▶ [Extracted information]:
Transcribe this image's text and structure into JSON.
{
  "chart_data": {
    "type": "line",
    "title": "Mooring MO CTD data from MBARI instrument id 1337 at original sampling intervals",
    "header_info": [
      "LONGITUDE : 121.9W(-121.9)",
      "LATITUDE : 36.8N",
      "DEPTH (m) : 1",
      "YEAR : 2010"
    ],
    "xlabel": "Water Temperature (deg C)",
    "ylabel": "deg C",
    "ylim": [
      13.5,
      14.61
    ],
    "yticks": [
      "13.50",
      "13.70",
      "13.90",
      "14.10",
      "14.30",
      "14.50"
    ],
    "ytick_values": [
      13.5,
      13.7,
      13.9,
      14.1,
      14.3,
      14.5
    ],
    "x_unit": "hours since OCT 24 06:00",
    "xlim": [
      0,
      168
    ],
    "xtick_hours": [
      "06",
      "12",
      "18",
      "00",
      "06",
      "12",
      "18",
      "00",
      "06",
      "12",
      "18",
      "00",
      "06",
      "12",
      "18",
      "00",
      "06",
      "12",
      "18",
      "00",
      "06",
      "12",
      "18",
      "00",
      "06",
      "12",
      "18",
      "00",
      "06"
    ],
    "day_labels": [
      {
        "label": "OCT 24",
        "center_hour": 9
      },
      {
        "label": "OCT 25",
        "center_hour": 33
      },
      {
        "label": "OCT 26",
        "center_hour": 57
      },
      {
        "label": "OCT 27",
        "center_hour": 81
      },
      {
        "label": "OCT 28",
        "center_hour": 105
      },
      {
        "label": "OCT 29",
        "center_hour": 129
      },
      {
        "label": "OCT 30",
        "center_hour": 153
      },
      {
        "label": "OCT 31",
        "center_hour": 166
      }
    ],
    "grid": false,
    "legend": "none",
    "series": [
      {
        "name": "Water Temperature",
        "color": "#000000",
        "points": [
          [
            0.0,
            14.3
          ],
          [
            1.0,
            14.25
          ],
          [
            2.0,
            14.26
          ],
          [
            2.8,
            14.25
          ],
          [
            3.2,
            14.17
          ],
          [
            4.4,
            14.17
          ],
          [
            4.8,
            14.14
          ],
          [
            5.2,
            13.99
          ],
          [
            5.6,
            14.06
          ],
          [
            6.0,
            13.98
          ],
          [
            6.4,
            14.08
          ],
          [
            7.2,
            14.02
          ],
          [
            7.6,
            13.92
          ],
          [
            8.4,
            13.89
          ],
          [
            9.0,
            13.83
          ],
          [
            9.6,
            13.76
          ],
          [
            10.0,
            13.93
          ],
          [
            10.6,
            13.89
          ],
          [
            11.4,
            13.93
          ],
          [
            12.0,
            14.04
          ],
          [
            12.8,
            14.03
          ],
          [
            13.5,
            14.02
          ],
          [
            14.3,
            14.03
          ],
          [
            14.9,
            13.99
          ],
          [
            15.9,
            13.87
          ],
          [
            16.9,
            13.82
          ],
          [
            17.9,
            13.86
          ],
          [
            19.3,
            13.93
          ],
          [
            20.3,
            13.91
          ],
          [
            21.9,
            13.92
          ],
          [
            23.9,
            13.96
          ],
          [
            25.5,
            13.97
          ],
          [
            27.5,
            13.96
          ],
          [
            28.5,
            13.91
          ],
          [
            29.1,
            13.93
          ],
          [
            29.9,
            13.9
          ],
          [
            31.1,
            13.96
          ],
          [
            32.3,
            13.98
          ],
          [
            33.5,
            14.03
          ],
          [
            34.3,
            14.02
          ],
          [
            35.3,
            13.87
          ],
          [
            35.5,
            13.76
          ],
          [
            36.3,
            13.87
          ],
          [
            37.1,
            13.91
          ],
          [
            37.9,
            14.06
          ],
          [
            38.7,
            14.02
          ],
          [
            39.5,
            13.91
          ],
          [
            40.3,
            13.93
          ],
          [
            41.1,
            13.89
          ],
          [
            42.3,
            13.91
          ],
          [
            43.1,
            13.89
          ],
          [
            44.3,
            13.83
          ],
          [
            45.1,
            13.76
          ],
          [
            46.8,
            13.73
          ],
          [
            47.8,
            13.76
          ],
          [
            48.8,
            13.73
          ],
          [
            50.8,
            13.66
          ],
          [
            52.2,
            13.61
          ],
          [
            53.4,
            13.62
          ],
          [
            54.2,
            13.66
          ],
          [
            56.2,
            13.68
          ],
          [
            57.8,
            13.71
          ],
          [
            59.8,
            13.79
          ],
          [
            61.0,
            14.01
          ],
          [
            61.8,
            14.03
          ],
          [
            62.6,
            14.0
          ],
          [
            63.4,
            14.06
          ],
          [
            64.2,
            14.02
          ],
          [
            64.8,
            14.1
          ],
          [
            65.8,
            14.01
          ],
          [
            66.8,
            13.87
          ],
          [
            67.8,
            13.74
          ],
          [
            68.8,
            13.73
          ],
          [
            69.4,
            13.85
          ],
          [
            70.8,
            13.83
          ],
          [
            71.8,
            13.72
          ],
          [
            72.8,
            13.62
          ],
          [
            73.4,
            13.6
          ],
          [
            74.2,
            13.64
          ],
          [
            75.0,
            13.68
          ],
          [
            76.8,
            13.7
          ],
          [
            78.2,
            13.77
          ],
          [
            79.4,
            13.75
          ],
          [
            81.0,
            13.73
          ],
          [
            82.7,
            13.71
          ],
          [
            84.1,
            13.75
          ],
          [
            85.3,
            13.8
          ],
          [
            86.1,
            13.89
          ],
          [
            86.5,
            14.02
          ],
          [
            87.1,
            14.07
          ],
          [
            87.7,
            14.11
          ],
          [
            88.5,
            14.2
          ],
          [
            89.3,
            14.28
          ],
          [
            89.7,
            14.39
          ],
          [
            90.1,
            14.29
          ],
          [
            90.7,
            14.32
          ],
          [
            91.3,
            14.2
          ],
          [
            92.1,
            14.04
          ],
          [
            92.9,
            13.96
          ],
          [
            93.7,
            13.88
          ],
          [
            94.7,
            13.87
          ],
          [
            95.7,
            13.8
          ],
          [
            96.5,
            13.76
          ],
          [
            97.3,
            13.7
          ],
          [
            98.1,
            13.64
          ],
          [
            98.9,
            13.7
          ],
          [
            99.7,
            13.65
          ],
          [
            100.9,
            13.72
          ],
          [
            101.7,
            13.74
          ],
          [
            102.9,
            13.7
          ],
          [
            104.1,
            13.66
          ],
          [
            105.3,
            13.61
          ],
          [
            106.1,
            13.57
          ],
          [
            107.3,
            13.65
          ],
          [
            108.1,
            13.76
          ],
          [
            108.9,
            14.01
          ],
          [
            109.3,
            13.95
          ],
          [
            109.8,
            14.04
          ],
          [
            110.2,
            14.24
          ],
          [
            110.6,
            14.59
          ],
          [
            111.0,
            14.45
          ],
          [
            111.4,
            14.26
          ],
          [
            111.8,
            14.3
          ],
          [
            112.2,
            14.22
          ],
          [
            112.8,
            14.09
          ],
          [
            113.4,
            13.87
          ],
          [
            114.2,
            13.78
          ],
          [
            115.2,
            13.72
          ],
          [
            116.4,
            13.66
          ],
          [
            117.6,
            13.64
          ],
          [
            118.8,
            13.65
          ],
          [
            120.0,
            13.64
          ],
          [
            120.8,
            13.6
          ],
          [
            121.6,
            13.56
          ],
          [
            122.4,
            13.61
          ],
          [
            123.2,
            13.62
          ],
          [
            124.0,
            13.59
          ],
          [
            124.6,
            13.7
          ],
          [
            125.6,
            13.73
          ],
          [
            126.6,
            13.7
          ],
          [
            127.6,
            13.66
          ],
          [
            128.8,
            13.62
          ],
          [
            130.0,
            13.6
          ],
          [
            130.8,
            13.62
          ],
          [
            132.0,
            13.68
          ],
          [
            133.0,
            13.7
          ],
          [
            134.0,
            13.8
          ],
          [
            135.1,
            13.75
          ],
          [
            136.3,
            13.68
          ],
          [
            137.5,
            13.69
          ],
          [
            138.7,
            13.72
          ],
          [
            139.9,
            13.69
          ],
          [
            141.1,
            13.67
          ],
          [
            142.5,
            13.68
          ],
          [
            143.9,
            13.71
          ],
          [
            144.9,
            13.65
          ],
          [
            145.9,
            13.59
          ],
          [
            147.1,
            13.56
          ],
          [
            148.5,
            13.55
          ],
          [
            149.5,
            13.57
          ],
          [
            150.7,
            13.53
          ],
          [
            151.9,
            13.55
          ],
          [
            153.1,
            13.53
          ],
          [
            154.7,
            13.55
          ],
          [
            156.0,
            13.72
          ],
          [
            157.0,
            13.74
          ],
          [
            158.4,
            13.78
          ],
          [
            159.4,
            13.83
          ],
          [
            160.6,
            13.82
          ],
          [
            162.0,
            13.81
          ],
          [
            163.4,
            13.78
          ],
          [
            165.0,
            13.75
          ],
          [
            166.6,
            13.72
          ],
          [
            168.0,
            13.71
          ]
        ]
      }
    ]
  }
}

▶ [What is asked]: Using the listing above, list every line in which the string "Temperature" occurs.

▶ [Complete answer]:
    "xlabel": "Water Temperature (deg C)",
        "name": "Water Temperature",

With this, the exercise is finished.